**Work required**: Take the data below and repeat it exactly.

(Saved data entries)
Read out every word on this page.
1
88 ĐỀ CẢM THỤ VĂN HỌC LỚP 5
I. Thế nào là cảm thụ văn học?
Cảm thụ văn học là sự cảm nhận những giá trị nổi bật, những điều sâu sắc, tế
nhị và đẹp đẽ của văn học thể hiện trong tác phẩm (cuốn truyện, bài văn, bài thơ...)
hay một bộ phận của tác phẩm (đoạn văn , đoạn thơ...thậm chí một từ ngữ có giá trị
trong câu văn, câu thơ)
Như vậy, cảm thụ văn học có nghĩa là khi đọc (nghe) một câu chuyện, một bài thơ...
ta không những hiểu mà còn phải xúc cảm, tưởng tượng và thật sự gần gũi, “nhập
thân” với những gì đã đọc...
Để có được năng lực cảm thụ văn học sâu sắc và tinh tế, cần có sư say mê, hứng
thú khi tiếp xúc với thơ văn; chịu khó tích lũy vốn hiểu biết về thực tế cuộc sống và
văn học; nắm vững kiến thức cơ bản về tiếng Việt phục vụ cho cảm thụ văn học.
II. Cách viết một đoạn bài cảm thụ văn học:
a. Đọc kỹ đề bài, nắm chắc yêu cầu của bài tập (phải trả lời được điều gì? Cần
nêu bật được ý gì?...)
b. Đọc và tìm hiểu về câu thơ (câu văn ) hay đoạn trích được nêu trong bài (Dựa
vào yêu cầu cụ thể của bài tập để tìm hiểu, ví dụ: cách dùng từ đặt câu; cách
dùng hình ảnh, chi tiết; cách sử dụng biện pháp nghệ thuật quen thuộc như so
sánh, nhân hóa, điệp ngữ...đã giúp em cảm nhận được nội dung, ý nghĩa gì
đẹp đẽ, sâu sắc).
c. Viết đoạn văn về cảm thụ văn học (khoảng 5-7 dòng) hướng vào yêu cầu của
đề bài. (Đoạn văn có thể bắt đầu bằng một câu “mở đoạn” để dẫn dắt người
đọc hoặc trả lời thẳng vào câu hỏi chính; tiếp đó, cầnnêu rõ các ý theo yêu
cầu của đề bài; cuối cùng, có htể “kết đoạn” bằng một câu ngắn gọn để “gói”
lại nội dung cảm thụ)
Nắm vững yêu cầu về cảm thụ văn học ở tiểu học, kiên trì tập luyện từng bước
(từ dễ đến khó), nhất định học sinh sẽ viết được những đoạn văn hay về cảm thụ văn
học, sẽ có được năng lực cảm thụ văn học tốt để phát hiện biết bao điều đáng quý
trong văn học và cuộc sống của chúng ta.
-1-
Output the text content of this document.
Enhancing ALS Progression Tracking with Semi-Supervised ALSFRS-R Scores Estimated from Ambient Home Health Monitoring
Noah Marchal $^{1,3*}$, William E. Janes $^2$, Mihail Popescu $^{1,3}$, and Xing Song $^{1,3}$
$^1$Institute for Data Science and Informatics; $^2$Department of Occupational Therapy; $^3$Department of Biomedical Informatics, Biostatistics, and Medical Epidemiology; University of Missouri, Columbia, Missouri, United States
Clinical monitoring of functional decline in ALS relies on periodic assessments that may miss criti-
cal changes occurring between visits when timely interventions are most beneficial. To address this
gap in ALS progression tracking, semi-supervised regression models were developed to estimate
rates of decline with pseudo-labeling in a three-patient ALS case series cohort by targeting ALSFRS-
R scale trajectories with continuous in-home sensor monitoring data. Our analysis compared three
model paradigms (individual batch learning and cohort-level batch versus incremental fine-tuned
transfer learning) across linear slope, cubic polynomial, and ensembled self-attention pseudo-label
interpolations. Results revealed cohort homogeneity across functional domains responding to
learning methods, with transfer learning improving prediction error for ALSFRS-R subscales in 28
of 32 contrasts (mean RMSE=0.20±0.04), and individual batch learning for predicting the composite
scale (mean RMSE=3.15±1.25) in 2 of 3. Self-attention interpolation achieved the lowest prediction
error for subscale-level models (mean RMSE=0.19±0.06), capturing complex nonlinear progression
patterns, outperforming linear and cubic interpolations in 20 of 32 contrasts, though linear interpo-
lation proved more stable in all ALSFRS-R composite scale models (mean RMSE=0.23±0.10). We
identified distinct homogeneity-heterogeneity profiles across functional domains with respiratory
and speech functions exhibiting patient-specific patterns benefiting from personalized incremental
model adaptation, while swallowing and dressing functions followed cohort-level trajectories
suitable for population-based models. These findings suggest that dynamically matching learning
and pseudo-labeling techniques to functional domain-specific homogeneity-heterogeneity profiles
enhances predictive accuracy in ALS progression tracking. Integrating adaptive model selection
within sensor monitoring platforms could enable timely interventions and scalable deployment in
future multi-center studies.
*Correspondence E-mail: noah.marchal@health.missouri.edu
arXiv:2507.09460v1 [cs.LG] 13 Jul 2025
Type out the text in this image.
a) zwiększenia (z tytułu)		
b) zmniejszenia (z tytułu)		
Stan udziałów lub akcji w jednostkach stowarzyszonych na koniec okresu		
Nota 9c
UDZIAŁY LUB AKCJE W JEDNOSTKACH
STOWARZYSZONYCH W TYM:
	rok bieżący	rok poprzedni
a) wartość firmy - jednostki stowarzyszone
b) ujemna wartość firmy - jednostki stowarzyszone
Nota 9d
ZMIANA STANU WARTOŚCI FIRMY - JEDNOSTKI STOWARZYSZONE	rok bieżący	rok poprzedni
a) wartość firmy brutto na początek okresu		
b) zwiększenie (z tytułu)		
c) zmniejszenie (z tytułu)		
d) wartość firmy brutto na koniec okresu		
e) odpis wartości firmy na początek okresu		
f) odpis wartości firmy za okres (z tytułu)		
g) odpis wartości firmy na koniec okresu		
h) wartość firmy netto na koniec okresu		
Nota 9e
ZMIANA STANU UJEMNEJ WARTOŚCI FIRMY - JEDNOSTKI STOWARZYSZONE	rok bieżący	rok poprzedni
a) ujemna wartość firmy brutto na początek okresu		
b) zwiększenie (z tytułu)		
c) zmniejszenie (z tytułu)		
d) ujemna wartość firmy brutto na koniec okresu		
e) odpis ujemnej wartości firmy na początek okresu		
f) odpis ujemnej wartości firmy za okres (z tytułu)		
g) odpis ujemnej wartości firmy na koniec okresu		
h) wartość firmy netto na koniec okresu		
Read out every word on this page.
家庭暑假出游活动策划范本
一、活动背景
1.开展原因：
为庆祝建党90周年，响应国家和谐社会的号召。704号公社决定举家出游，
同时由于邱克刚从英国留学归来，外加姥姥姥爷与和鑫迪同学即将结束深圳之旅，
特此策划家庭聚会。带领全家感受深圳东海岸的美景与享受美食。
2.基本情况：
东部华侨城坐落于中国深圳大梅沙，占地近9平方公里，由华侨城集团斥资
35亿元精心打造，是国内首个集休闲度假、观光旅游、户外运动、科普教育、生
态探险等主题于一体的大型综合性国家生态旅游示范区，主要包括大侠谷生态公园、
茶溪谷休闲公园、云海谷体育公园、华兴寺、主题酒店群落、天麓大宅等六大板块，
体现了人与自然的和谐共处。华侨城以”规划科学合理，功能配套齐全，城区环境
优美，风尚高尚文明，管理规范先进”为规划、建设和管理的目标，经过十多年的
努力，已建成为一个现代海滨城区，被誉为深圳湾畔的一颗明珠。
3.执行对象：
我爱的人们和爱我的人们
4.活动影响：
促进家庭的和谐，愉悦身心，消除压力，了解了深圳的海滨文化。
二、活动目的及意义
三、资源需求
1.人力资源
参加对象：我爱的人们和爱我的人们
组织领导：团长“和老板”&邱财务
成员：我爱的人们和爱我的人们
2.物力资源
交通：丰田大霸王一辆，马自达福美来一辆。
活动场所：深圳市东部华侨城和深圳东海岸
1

**Output for this exercise**:
Read out every word on this page.
1
88 ĐỀ CẢM THỤ VĂN HỌC LỚP 5
I. Thế nào là cảm thụ văn học?
Cảm thụ văn học là sự cảm nhận những giá trị nổi bật, những điều sâu sắc, tế
nhị và đẹp đẽ của văn học thể hiện trong tác phẩm (cuốn truyện, bài văn, bài thơ...)
hay một bộ phận của tác phẩm (đoạn văn , đoạn thơ...thậm chí một từ ngữ có giá trị
trong câu văn, câu thơ)
Như vậy, cảm thụ văn học có nghĩa là khi đọc (nghe) một câu chuyện, một bài thơ...
ta không những hiểu mà còn phải xúc cảm, tưởng tượng và thật sự gần gũi, “nhập
thân” với những gì đã đọc...
Để có được năng lực cảm thụ văn học sâu sắc và tinh tế, cần có sư say mê, hứng
thú khi tiếp xúc với thơ văn; chịu khó tích lũy vốn hiểu biết về thực tế cuộc sống và
văn học; nắm vững kiến thức cơ bản về tiếng Việt phục vụ cho cảm thụ văn học.
II. Cách viết một đoạn bài cảm thụ văn học:
a. Đọc kỹ đề bài, nắm chắc yêu cầu của bài tập (phải trả lời được điều gì? Cần
nêu bật được ý gì?...)
b. Đọc và tìm hiểu về câu thơ (câu văn ) hay đoạn trích được nêu trong bài (Dựa
vào yêu cầu cụ thể của bài tập để tìm hiểu, ví dụ: cách dùng từ đặt câu; cách
dùng hình ảnh, chi tiết; cách sử dụng biện pháp nghệ thuật quen thuộc như so
sánh, nhân hóa, điệp ngữ...đã giúp em cảm nhận được nội dung, ý nghĩa gì
đẹp đẽ, sâu sắc).
c. Viết đoạn văn về cảm thụ văn học (khoảng 5-7 dòng) hướng vào yêu cầu của
đề bài. (Đoạn văn có thể bắt đầu bằng một câu “mở đoạn” để dẫn dắt người
đọc hoặc trả lời thẳng vào câu hỏi chính; tiếp đó, cầnnêu rõ các ý theo yêu
cầu của đề bài; cuối cùng, có htể “kết đoạn” bằng một câu ngắn gọn để “gói”
lại nội dung cảm thụ)
Nắm vững yêu cầu về cảm thụ văn học ở tiểu học, kiên trì tập luyện từng bước
(từ dễ đến khó), nhất định học sinh sẽ viết được những đoạn văn hay về cảm thụ văn
học, sẽ có được năng lực cảm thụ văn học tốt để phát hiện biết bao điều đáng quý
trong văn học và cuộc sống của chúng ta.
-1-
Output the text content of this document.
Enhancing ALS Progression Tracking with Semi-Supervised ALSFRS-R Scores Estimated from Ambient Home Health Monitoring
Noah Marchal $^{1,3*}$, William E. Janes $^2$, Mihail Popescu $^{1,3}$, and Xing Song $^{1,3}$
$^1$Institute for Data Science and Informatics; $^2$Department of Occupational Therapy; $^3$Department of Biomedical Informatics, Biostatistics, and Medical Epidemiology; University of Missouri, Columbia, Missouri, United States
Clinical monitoring of functional decline in ALS relies on periodic assessments that may miss criti-
cal changes occurring between visits when timely interventions are most beneficial. To address this
gap in ALS progression tracking, semi-supervised regression models were developed to estimate
rates of decline with pseudo-labeling in a three-patient ALS case series cohort by targeting ALSFRS-
R scale trajectories with continuous in-home sensor monitoring data. Our analysis compared three
model paradigms (individual batch learning and cohort-level batch versus incremental fine-tuned
transfer learning) across linear slope, cubic polynomial, and ensembled self-attention pseudo-label
interpolations. Results revealed cohort homogeneity across functional domains responding to
learning methods, with transfer learning improving prediction error for ALSFRS-R subscales in 28
of 32 contrasts (mean RMSE=0.20±0.04), and individual batch learning for predicting the composite
scale (mean RMSE=3.15±1.25) in 2 of 3. Self-attention interpolation achieved the lowest prediction
error for subscale-level models (mean RMSE=0.19±0.06), capturing complex nonlinear progression
patterns, outperforming linear and cubic interpolations in 20 of 32 contrasts, though linear interpo-
lation proved more stable in all ALSFRS-R composite scale models (mean RMSE=0.23±0.10). We
identified distinct homogeneity-heterogeneity profiles across functional domains with respiratory
and speech functions exhibiting patient-specific patterns benefiting from personalized incremental
model adaptation, while swallowing and dressing functions followed cohort-level trajectories
suitable for population-based models. These findings suggest that dynamically matching learning
and pseudo-labeling techniques to functional domain-specific homogeneity-heterogeneity profiles
enhances predictive accuracy in ALS progression tracking. Integrating adaptive model selection
within sensor monitoring platforms could enable timely interventions and scalable deployment in
future multi-center studies.
*Correspondence E-mail: noah.marchal@health.missouri.edu
arXiv:2507.09460v1 [cs.LG] 13 Jul 2025
Type out the text in this image.
a) zwiększenia (z tytułu)		
b) zmniejszenia (z tytułu)		
Stan udziałów lub akcji w jednostkach stowarzyszonych na koniec okresu		
Nota 9c
UDZIAŁY LUB AKCJE W JEDNOSTKACH
STOWARZYSZONYCH W TYM:
	rok bieżący	rok poprzedni
a) wartość firmy - jednostki stowarzyszone
b) ujemna wartość firmy - jednostki stowarzyszone
Nota 9d
ZMIANA STANU WARTOŚCI FIRMY - JEDNOSTKI STOWARZYSZONE	rok bieżący	rok poprzedni
a) wartość firmy brutto na początek okresu		
b) zwiększenie (z tytułu)		
c) zmniejszenie (z tytułu)		
d) wartość firmy brutto na koniec okresu		
e) odpis wartości firmy na początek okresu		
f) odpis wartości firmy za okres (z tytułu)		
g) odpis wartości firmy na koniec okresu		
h) wartość firmy netto na koniec okresu		
Nota 9e
ZMIANA STANU UJEMNEJ WARTOŚCI FIRMY - JEDNOSTKI STOWARZYSZONE	rok bieżący	rok poprzedni
a) ujemna wartość firmy brutto na początek okresu		
b) zwiększenie (z tytułu)		
c) zmniejszenie (z tytułu)		
d) ujemna wartość firmy brutto na koniec okresu		
e) odpis ujemnej wartości firmy na początek okresu		
f) odpis ujemnej wartości firmy za okres (z tytułu)		
g) odpis ujemnej wartości firmy na koniec okresu		
h) wartość firmy netto na koniec okresu		
Read out every word on this page.
家庭暑假出游活动策划范本
一、活动背景
1.开展原因：
为庆祝建党90周年，响应国家和谐社会的号召。704号公社决定举家出游，
同时由于邱克刚从英国留学归来，外加姥姥姥爷与和鑫迪同学即将结束深圳之旅，
特此策划家庭聚会。带领全家感受深圳东海岸的美景与享受美食。
2.基本情况：
东部华侨城坐落于中国深圳大梅沙，占地近9平方公里，由华侨城集团斥资
35亿元精心打造，是国内首个集休闲度假、观光旅游、户外运动、科普教育、生
态探险等主题于一体的大型综合性国家生态旅游示范区，主要包括大侠谷生态公园、
茶溪谷休闲公园、云海谷体育公园、华兴寺、主题酒店群落、天麓大宅等六大板块，
体现了人与自然的和谐共处。华侨城以”规划科学合理，功能配套齐全，城区环境
优美，风尚高尚文明，管理规范先进”为规划、建设和管理的目标，经过十多年的
努力，已建成为一个现代海滨城区，被誉为深圳湾畔的一颗明珠。
3.执行对象：
我爱的人们和爱我的人们
4.活动影响：
促进家庭的和谐，愉悦身心，消除压力，了解了深圳的海滨文化。
二、活动目的及意义
三、资源需求
1.人力资源
参加对象：我爱的人们和爱我的人们
组织领导：团长“和老板”&邱财务
成员：我爱的人们和爱我的人们
2.物力资源
交通：丰田大霸王一辆，马自达福美来一辆。
活动场所：深圳市东部华侨城和深圳东海岸
1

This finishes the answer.